What you have to do
Print every entry exactly as written.

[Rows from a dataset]
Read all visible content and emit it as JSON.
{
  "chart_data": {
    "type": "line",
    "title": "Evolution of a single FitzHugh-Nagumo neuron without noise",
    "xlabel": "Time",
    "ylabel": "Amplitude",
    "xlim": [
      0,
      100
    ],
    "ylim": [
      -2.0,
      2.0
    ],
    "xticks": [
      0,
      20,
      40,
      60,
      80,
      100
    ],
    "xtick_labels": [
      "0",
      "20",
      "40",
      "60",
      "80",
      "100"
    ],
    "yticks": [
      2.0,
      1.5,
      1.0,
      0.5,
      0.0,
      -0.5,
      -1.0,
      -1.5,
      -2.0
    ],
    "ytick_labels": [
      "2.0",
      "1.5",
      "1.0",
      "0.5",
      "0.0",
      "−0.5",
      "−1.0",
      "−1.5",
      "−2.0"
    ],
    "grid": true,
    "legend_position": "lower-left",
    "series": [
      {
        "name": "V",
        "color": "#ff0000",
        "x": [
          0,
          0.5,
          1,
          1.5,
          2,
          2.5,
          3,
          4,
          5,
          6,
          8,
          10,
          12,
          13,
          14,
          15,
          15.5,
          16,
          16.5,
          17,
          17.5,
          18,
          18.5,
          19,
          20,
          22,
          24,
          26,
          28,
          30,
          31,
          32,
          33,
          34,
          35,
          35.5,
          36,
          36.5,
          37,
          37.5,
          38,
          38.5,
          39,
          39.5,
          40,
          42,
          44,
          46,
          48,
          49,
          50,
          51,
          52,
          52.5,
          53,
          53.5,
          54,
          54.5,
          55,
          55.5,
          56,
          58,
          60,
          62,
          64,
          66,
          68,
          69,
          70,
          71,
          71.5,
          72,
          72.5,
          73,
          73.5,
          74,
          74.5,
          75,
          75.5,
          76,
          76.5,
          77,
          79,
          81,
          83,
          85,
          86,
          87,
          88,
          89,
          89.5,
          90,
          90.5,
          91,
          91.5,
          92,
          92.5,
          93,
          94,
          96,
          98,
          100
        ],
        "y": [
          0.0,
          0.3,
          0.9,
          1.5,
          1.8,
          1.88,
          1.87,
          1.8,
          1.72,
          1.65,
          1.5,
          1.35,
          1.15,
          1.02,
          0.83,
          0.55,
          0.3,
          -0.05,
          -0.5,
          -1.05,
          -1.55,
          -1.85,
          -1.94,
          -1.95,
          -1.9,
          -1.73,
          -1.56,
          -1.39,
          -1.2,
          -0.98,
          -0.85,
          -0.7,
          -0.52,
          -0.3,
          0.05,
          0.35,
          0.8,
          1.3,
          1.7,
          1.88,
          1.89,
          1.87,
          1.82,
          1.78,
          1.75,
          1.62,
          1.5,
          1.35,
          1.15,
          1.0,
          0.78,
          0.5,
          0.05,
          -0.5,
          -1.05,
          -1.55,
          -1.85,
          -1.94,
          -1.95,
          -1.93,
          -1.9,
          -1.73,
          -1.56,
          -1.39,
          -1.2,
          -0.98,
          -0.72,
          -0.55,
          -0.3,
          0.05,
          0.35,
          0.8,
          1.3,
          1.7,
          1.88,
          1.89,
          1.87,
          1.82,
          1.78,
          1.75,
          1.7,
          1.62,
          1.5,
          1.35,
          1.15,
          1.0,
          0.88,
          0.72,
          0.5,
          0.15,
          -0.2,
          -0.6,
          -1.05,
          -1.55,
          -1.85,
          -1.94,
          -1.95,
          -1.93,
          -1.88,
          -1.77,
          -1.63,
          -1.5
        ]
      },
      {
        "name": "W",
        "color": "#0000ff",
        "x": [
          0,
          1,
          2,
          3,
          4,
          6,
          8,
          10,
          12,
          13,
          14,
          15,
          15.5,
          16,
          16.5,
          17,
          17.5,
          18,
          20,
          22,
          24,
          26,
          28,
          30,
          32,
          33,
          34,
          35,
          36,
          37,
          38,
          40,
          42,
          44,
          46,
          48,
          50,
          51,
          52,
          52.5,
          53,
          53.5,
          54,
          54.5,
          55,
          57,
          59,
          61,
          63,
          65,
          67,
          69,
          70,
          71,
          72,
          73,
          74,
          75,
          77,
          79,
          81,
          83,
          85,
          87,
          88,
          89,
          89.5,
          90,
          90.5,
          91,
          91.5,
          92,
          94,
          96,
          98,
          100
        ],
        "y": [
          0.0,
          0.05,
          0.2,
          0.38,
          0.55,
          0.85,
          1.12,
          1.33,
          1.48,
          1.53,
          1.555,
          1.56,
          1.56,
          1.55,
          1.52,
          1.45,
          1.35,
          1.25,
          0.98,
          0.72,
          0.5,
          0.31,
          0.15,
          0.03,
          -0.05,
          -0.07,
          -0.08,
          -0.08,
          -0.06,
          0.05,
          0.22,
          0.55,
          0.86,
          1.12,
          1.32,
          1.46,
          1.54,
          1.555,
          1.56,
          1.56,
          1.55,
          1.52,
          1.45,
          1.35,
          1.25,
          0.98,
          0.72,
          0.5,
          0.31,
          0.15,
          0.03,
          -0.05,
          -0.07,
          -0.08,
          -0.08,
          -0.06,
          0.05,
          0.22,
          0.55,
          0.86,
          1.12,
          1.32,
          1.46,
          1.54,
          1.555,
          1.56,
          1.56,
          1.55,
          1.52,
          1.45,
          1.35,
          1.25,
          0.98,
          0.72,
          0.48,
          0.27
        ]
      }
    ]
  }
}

Solution for this exercise
Read all visible content and emit it as JSON.
{
  "chart_data": {
    "type": "line",
    "title": "Evolution of a single FitzHugh-Nagumo neuron without noise",
    "xlabel": "Time",
    "ylabel": "Amplitude",
    "xlim": [
      0,
      100
    ],
    "ylim": [
      -2.0,
      2.0
    ],
    "xticks": [
      0,
      20,
      40,
      60,
      80,
      100
    ],
    "xtick_labels": [
      "0",
      "20",
      "40",
      "60",
      "80",
      "100"
    ],
    "yticks": [
      2.0,
      1.5,
      1.0,
      0.5,
      0.0,
      -0.5,
      -1.0,
      -1.5,
      -2.0
    ],
    "ytick_labels": [
      "2.0",
      "1.5",
      "1.0",
      "0.5",
      "0.0",
      "−0.5",
      "−1.0",
      "−1.5",
      "−2.0"
    ],
    "grid": true,
    "legend_position": "lower-left",
    "series": [
      {
        "name": "V",
        "color": "#ff0000",
        "x": [
          0,
          0.5,
          1,
          1.5,
          2,
          2.5,
          3,
          4,
          5,
          6,
          8,
          10,
          12,
          13,
          14,
          15,
          15.5,
          16,
          16.5,
          17,
          17.5,
          18,
          18.5,
          19,
          20,
          22,
          24,
          26,
          28,
          30,
          31,
          32,
          33,
          34,
          35,
          35.5,
          36,
          36.5,
          37,
          37.5,
          38,
          38.5,
          39,
          39.5,
          40,
          42,
          44,
          46,
          48,
          49,
          50,
          51,
          52,
          52.5,
          53,
          53.5,
          54,
          54.5,
          55,
          55.5,
          56,
          58,
          60,
          62,
          64,
          66,
          68,
          69,
          70,
          71,
          71.5,
          72,
          72.5,
          73,
          73.5,
          74,
          74.5,
          75,
          75.5,
          76,
          76.5,
          77,
          79,
          81,
          83,
          85,
          86,
          87,
          88,
          89,
          89.5,
          90,
          90.5,
          91,
          91.5,
          92,
          92.5,
          93,
          94,
          96,
          98,
          100
        ],
        "y": [
          0.0,
          0.3,
          0.9,
          1.5,
          1.8,
          1.88,
          1.87,
          1.8,
          1.72,
          1.65,
          1.5,
          1.35,
          1.15,
          1.02,
          0.83,
          0.55,
          0.3,
          -0.05,
          -0.5,
          -1.05,
          -1.55,
          -1.85,
          -1.94,
          -1.95,
          -1.9,
          -1.73,
          -1.56,
          -1.39,
          -1.2,
          -0.98,
          -0.85,
          -0.7,
          -0.52,
          -0.3,
          0.05,
          0.35,
          0.8,
          1.3,
          1.7,
          1.88,
          1.89,
          1.87,
          1.82,
          1.78,
          1.75,
          1.62,
          1.5,
          1.35,
          1.15,
          1.0,
          0.78,
          0.5,
          0.05,
          -0.5,
          -1.05,
          -1.55,
          -1.85,
          -1.94,
          -1.95,
          -1.93,
          -1.9,
          -1.73,
          -1.56,
          -1.39,
          -1.2,
          -0.98,
          -0.72,
          -0.55,
          -0.3,
          0.05,
          0.35,
          0.8,
          1.3,
          1.7,
          1.88,
          1.89,
          1.87,
          1.82,
          1.78,
          1.75,
          1.7,
          1.62,
          1.5,
          1.35,
          1.15,
          1.0,
          0.88,
          0.72,
          0.5,
          0.15,
          -0.2,
          -0.6,
          -1.05,
          -1.55,
          -1.85,
          -1.94,
          -1.95,
          -1.93,
          -1.88,
          -1.77,
          -1.63,
          -1.5
        ]
      },
      {
        "name": "W",
        "color": "#0000ff",
        "x": [
          0,
          1,
          2,
          3,
          4,
          6,
          8,
          10,
          12,
          13,
          14,
          15,
          15.5,
          16,
          16.5,
          17,
          17.5,
          18,
          20,
          22,
          24,
          26,
          28,
          30,
          32,
          33,
          34,
          35,
          36,
          37,
          38,
          40,
          42,
          44,
          46,
          48,
          50,
          51,
          52,
          52.5,
          53,
          53.5,
          54,
          54.5,
          55,
          57,
          59,
          61,
          63,
          65,
          67,
          69,
          70,
          71,
          72,
          73,
          74,
          75,
          77,
          79,
          81,
          83,
          85,
          87,
          88,
          89,
          89.5,
          90,
          90.5,
          91,
          91.5,
          92,
          94,
          96,
          98,
          100
        ],
        "y": [
          0.0,
          0.05,
          0.2,
          0.38,
          0.55,
          0.85,
          1.12,
          1.33,
          1.48,
          1.53,
          1.555,
          1.56,
          1.56,
          1.55,
          1.52,
          1.45,
          1.35,
          1.25,
          0.98,
          0.72,
          0.5,
          0.31,
          0.15,
          0.03,
          -0.05,
          -0.07,
          -0.08,
          -0.08,
          -0.06,
          0.05,
          0.22,
          0.55,
          0.86,
          1.12,
          1.32,
          1.46,
          1.54,
          1.555,
          1.56,
          1.56,
          1.55,
          1.52,
          1.45,
          1.35,
          1.25,
          0.98,
          0.72,
          0.5,
          0.31,
          0.15,
          0.03,
          -0.05,
          -0.07,
          -0.08,
          -0.08,
          -0.06,
          0.05,
          0.22,
          0.55,
          0.86,
          1.12,
          1.32,
          1.46,
          1.54,
          1.555,
          1.56,
          1.56,
          1.55,
          1.52,
          1.45,
          1.35,
          1.25,
          0.98,
          0.72,
          0.48,
          0.27
        ]
      }
    ]
  }
}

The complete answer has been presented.